> [Job]: Count how many lines below contain the word "name", then give that number alone.

> [Given records]:

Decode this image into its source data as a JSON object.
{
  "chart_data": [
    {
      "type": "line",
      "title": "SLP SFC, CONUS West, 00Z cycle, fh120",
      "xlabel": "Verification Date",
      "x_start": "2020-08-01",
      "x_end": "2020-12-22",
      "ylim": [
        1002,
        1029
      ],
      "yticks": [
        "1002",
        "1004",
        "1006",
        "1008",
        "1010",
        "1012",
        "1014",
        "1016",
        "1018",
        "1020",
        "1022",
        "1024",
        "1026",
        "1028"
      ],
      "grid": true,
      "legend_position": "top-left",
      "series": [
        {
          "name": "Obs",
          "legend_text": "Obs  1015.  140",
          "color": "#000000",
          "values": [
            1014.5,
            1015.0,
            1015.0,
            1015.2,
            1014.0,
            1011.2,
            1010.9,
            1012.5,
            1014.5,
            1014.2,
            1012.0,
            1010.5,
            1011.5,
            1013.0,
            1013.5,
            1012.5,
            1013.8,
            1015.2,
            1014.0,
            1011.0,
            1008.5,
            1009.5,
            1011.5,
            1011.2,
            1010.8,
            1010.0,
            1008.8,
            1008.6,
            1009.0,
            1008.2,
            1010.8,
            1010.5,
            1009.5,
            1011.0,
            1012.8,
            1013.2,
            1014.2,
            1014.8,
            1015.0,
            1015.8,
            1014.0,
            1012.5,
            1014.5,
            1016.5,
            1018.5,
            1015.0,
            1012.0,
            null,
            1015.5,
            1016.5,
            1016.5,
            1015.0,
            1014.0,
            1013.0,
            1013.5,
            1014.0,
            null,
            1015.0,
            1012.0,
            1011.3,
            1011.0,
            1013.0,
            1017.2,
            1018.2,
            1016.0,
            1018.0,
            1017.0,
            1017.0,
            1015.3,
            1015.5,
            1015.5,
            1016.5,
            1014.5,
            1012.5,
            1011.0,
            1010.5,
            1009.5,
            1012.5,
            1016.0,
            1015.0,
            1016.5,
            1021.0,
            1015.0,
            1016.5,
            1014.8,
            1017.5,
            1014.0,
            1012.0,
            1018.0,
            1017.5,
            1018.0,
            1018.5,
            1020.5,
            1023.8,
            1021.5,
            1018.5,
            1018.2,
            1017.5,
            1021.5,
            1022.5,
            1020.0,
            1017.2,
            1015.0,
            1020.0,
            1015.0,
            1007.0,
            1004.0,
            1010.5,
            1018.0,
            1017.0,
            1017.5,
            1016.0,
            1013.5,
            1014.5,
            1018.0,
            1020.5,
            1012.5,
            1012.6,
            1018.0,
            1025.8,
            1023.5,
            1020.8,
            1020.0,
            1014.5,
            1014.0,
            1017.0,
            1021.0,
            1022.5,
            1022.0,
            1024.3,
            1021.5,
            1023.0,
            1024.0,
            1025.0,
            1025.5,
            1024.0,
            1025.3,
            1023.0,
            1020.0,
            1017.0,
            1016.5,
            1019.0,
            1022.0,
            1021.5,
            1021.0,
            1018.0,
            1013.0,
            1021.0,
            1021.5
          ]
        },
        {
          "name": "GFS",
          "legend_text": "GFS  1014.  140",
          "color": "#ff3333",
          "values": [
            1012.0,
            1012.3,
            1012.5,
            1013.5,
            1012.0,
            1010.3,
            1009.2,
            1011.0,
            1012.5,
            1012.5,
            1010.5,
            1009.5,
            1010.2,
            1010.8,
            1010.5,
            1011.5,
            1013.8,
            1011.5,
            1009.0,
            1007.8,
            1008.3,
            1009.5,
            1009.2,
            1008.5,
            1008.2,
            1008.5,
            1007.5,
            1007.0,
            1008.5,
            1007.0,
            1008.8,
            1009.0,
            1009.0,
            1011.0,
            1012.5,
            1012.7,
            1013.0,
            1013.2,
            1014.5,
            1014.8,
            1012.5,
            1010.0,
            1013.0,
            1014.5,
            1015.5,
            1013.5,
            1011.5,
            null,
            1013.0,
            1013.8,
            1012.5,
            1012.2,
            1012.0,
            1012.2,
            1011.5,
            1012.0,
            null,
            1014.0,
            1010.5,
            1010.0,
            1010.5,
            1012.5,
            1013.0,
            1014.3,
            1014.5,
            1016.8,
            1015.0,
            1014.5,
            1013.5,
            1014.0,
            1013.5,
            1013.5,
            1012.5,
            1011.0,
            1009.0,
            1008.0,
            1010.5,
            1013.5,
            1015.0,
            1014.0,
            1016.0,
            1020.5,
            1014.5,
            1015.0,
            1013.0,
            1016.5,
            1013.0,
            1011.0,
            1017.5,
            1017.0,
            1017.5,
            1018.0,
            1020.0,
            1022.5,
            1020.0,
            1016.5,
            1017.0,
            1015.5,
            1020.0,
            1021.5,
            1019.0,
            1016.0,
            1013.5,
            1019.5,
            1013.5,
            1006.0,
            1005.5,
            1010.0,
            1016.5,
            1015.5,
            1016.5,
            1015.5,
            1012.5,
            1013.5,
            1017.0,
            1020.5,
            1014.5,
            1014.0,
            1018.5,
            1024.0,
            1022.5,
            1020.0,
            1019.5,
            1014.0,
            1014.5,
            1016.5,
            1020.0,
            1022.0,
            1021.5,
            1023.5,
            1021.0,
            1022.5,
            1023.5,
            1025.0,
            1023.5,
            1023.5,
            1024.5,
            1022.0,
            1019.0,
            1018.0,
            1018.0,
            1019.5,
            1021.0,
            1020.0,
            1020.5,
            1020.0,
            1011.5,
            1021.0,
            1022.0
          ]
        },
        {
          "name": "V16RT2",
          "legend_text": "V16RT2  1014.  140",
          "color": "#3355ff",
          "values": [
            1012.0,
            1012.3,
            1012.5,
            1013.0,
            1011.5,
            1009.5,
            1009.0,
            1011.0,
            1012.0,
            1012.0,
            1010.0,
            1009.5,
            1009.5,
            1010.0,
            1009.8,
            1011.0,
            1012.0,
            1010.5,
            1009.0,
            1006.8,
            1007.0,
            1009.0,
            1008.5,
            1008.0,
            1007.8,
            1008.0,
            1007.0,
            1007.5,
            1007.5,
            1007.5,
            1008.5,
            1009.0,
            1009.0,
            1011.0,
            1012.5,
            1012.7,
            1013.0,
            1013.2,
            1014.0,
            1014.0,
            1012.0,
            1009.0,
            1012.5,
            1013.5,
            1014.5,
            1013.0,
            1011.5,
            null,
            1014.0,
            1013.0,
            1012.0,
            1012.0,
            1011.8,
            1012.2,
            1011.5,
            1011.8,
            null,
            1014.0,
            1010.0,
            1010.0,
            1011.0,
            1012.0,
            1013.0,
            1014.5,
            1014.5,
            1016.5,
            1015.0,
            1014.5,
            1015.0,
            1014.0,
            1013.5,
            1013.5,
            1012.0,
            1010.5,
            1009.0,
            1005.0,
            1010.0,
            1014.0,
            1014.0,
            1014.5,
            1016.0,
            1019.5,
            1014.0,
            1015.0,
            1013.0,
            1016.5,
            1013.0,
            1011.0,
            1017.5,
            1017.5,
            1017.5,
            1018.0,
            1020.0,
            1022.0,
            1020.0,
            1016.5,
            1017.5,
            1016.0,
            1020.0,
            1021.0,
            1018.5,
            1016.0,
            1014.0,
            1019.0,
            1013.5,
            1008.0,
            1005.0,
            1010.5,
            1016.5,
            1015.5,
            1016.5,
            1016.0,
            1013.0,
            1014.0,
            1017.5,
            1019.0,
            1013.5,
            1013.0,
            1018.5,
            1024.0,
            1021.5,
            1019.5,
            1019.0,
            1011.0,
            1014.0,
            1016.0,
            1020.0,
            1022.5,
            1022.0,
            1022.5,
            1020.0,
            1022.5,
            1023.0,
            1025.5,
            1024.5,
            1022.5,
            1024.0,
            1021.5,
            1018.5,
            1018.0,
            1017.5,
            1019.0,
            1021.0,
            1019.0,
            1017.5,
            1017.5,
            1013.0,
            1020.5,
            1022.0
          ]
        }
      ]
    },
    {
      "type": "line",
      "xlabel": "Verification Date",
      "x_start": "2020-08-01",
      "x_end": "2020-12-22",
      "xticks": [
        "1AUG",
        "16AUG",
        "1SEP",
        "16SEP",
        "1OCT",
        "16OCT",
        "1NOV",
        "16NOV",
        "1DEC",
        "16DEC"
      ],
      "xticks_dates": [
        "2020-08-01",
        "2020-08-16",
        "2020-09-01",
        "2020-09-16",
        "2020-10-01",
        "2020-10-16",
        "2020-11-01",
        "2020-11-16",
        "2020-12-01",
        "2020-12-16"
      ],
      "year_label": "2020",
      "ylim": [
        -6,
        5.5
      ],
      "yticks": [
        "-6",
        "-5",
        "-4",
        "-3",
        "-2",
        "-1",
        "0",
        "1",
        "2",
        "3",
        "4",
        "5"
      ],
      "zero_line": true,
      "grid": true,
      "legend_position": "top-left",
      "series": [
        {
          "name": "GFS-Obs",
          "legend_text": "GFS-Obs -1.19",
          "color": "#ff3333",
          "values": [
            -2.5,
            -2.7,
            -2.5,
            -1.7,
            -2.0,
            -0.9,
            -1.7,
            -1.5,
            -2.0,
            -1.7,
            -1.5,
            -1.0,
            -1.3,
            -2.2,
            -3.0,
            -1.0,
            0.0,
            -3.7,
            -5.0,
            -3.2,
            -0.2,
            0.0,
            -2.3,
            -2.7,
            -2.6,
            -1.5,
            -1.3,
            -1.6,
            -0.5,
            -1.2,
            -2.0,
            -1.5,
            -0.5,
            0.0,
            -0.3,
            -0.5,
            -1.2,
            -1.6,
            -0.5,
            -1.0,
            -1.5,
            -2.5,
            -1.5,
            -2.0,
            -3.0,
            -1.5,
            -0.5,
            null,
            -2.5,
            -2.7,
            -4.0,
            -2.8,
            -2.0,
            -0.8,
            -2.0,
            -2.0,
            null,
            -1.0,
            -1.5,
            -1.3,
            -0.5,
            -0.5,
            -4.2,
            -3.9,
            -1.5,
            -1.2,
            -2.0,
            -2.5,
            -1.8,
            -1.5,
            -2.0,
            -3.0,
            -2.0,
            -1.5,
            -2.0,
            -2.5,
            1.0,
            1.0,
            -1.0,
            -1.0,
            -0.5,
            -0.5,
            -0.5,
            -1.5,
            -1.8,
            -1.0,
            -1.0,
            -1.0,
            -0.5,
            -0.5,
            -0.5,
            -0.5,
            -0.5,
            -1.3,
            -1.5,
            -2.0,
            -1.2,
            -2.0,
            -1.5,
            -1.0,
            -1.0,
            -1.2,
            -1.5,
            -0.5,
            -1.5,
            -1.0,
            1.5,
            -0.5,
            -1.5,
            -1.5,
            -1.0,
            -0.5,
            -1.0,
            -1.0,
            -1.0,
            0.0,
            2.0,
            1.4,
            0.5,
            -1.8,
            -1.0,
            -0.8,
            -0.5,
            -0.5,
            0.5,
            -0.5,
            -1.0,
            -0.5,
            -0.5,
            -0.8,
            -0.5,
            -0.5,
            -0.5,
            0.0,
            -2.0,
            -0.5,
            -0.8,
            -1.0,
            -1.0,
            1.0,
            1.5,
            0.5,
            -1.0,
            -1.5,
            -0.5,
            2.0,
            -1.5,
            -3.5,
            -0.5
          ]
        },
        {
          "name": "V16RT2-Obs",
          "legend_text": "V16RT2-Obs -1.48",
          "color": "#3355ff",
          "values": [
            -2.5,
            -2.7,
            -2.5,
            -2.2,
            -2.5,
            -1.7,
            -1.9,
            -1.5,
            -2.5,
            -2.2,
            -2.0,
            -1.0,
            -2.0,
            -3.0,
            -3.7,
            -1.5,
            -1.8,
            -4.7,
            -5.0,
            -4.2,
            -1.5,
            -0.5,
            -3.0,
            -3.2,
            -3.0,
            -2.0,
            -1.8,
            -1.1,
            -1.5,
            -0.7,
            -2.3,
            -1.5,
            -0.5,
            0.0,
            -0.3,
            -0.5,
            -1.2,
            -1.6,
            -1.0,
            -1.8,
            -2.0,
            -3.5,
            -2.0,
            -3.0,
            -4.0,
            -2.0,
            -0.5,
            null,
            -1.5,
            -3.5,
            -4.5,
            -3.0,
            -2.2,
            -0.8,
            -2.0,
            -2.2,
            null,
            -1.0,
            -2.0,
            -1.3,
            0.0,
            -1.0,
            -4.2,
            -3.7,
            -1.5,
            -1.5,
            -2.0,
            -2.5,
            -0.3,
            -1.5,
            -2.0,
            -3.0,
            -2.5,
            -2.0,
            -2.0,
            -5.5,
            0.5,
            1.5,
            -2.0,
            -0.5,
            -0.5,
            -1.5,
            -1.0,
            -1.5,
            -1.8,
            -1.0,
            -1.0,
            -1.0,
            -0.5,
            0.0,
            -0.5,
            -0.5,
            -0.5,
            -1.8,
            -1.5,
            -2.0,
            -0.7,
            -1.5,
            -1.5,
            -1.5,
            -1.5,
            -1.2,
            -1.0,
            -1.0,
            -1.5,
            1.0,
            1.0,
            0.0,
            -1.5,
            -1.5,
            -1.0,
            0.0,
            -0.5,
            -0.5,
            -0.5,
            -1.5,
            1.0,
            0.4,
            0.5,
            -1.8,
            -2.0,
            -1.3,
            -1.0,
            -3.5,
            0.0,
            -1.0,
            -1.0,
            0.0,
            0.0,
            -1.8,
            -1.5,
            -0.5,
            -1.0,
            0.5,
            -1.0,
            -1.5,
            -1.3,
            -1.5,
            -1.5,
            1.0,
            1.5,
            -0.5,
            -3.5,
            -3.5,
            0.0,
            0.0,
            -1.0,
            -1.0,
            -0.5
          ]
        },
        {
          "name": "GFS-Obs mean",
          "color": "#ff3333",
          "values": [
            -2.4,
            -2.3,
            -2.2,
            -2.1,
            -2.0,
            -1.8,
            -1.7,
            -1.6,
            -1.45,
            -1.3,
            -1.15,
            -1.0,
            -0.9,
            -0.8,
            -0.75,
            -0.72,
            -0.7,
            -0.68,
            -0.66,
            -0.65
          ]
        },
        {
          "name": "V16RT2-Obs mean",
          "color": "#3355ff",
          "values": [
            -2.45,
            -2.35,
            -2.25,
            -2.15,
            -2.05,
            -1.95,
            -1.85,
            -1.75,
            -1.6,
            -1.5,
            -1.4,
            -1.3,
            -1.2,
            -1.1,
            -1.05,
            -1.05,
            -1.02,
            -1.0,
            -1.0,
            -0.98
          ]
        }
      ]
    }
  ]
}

> [Complete response]: 7